*EXTRACTED MATERIAL*
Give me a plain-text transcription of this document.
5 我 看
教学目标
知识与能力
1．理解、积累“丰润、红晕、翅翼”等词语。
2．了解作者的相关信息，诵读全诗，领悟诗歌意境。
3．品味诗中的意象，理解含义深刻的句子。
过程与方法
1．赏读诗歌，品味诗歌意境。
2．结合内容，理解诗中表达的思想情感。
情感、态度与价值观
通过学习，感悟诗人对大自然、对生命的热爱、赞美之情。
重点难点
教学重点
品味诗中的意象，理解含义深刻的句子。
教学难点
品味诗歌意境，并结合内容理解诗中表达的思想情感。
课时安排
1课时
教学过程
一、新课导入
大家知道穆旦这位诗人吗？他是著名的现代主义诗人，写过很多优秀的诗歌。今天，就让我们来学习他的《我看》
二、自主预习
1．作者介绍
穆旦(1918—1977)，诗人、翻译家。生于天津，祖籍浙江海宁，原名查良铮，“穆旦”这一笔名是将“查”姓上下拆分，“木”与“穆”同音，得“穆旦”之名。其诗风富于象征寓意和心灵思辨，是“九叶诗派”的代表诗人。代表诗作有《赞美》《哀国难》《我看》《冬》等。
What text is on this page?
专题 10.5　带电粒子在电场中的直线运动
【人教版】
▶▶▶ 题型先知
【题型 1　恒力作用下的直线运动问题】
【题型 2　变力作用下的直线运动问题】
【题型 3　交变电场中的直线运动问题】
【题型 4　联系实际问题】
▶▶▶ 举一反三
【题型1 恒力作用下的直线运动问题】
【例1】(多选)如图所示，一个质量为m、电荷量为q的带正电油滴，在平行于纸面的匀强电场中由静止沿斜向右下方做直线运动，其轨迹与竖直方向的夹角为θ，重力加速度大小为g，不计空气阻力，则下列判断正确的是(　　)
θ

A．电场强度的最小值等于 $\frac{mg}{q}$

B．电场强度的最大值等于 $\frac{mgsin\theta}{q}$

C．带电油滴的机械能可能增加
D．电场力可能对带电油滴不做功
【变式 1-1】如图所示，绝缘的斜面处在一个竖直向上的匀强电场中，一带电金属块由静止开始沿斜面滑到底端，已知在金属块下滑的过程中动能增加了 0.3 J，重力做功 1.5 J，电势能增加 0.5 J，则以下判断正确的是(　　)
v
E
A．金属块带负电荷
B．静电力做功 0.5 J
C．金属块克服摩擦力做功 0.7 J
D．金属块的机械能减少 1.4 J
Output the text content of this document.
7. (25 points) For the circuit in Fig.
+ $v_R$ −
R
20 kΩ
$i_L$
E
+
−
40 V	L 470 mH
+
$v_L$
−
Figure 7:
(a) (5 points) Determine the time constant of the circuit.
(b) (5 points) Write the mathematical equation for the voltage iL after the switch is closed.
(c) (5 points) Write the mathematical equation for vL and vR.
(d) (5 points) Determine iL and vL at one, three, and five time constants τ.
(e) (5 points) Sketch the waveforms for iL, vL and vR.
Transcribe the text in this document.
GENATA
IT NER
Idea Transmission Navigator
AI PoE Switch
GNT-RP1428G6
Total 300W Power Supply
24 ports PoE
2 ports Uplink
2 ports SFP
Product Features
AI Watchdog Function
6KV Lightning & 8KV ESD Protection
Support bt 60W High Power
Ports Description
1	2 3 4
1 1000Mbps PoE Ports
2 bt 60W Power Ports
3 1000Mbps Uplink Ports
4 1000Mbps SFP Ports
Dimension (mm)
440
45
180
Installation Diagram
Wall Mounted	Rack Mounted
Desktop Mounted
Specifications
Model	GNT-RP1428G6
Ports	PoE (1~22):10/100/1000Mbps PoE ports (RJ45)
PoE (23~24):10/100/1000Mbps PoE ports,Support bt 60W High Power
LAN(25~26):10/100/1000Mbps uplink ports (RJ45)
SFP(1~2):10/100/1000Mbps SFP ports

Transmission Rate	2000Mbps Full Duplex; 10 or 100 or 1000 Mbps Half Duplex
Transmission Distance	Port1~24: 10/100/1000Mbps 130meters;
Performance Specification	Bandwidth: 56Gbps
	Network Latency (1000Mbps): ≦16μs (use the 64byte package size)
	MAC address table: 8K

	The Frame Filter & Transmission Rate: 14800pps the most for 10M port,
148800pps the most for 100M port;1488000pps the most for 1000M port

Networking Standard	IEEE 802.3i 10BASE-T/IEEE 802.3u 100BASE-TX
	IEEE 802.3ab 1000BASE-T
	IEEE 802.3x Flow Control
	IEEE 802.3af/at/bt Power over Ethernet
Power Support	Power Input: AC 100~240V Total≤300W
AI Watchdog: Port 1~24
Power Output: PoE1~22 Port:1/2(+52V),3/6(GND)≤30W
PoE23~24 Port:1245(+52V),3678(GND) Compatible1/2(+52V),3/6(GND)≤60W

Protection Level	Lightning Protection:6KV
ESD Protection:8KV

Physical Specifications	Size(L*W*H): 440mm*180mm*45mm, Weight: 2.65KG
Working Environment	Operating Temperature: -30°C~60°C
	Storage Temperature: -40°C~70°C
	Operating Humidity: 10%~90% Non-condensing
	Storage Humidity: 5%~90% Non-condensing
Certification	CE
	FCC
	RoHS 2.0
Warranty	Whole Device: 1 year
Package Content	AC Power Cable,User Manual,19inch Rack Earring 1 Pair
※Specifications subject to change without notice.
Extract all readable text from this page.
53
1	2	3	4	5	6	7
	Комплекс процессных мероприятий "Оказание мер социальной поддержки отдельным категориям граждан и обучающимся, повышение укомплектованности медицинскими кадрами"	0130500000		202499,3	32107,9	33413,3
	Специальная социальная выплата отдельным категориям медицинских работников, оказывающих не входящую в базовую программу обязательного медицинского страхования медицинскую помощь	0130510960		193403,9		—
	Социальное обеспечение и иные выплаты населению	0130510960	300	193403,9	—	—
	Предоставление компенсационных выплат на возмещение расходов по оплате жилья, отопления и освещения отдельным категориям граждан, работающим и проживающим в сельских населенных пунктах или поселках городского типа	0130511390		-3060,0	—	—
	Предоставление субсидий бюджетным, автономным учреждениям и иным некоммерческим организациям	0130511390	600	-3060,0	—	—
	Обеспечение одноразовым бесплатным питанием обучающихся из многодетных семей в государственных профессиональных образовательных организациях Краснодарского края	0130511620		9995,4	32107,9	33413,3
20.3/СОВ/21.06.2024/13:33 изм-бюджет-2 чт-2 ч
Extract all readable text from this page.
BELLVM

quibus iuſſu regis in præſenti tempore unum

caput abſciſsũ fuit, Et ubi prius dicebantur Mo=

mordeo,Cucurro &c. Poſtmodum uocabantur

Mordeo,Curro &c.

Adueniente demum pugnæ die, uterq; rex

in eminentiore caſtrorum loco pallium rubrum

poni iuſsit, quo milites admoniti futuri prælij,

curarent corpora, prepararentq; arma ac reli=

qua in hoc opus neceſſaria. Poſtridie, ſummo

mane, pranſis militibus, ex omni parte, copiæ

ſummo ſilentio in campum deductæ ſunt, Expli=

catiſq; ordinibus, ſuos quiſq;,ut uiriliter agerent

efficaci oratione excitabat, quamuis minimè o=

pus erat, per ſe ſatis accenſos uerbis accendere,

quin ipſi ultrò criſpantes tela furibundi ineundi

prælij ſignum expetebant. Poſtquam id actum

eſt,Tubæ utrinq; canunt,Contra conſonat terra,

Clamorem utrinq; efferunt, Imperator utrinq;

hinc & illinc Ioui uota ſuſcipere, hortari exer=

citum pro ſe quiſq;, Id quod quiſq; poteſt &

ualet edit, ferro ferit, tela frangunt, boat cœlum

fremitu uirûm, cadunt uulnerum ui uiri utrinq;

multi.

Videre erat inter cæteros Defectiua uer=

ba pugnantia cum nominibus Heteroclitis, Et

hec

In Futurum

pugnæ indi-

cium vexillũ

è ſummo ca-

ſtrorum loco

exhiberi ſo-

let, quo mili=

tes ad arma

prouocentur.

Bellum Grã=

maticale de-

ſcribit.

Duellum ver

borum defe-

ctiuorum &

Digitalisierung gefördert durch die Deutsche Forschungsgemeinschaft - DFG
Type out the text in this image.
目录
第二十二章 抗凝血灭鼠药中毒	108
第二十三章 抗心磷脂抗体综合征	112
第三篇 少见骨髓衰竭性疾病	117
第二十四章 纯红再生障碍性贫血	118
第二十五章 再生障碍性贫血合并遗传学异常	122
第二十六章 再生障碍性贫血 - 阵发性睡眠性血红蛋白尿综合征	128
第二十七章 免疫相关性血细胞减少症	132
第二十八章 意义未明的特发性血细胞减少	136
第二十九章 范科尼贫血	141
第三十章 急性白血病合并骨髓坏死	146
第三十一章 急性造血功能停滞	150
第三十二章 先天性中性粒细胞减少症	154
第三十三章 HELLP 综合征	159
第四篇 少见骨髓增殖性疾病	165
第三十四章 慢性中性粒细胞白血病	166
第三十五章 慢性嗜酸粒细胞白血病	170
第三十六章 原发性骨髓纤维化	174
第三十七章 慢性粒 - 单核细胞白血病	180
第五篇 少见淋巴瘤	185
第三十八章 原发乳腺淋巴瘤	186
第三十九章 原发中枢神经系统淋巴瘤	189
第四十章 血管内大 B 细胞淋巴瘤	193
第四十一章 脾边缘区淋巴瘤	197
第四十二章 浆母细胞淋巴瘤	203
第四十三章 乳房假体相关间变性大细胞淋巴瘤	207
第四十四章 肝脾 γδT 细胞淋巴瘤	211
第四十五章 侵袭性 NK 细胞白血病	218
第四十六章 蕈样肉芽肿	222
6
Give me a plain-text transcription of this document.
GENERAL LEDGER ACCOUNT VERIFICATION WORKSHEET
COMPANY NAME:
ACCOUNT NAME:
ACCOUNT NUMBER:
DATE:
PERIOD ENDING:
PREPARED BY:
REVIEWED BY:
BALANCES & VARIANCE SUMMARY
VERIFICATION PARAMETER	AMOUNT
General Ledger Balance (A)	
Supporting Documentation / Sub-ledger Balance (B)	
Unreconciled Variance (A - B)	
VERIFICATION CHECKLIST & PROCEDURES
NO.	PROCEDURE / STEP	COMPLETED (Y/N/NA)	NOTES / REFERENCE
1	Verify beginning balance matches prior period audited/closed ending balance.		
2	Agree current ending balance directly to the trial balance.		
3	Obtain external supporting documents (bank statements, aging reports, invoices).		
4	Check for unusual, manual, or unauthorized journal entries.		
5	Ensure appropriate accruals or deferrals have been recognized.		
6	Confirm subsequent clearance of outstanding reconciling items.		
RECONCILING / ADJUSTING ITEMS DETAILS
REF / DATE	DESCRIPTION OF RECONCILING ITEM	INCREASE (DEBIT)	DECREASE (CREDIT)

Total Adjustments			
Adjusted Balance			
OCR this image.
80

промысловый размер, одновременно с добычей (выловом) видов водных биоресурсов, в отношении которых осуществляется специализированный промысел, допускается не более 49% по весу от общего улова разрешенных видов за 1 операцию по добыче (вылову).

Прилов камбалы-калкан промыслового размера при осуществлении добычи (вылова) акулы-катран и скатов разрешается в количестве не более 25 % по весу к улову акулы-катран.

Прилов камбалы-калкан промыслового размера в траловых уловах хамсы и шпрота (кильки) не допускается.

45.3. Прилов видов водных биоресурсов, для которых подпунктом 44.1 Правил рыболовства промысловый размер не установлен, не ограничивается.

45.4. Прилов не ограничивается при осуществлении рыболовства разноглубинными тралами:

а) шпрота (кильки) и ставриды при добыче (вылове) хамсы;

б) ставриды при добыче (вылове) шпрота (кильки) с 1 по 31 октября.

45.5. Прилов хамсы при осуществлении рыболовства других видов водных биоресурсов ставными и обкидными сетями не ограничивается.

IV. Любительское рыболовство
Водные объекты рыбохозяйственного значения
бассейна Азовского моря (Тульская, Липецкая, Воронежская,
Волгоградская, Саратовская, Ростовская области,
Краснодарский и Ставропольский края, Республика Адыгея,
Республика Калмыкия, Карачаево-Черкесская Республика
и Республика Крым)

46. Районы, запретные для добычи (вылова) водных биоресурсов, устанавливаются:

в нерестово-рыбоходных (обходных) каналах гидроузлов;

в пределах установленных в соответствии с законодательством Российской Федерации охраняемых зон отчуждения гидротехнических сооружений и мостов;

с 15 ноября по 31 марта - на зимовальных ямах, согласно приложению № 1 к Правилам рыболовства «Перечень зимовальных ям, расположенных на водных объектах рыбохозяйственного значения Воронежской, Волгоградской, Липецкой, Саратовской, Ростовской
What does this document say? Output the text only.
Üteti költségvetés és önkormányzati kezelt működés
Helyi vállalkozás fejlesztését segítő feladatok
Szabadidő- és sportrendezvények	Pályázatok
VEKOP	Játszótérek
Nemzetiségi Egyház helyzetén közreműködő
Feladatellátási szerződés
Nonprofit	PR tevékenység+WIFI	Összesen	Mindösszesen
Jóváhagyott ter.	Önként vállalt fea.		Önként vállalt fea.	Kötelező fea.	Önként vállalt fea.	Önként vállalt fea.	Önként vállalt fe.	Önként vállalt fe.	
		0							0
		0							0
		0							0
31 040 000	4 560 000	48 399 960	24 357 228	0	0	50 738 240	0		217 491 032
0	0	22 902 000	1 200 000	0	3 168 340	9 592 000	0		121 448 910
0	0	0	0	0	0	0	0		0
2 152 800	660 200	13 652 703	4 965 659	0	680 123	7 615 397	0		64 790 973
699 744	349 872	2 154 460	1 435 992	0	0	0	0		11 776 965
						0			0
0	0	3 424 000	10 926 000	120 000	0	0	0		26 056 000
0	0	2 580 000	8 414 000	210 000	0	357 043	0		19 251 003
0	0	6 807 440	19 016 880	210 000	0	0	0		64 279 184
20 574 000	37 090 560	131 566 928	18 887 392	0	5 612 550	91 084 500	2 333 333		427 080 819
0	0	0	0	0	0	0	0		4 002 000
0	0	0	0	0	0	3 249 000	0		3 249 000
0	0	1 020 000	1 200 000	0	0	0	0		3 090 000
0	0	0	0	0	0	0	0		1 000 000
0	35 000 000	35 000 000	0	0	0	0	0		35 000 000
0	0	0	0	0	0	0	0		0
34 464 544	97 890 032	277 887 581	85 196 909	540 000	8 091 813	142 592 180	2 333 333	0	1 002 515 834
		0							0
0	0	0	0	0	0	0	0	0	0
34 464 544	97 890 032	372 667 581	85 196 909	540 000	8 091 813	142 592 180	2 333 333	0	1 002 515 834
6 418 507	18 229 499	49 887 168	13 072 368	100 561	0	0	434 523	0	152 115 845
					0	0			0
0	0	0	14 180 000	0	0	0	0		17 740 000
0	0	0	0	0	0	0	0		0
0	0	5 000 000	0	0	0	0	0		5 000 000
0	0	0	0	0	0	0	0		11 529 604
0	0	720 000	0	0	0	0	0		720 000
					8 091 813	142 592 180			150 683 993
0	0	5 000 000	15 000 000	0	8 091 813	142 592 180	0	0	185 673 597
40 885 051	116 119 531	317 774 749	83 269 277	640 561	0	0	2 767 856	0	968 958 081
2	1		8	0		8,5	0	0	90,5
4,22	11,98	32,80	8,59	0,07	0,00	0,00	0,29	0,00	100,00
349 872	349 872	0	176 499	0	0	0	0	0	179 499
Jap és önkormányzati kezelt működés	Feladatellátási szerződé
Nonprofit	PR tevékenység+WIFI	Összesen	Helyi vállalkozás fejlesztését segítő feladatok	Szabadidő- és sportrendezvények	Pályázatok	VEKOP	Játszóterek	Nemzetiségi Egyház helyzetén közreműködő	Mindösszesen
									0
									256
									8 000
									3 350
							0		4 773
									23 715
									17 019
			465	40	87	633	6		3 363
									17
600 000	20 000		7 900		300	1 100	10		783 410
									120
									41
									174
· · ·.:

*WHAT IS ASKED*
Reproduce each line from the records that contains the word "most".

*CORRECT RESPONSE*
	The Frame Filter & Transmission Rate: 14800pps the most for 10M port,
148800pps the most for 100M port;1488000pps the most for 1000M port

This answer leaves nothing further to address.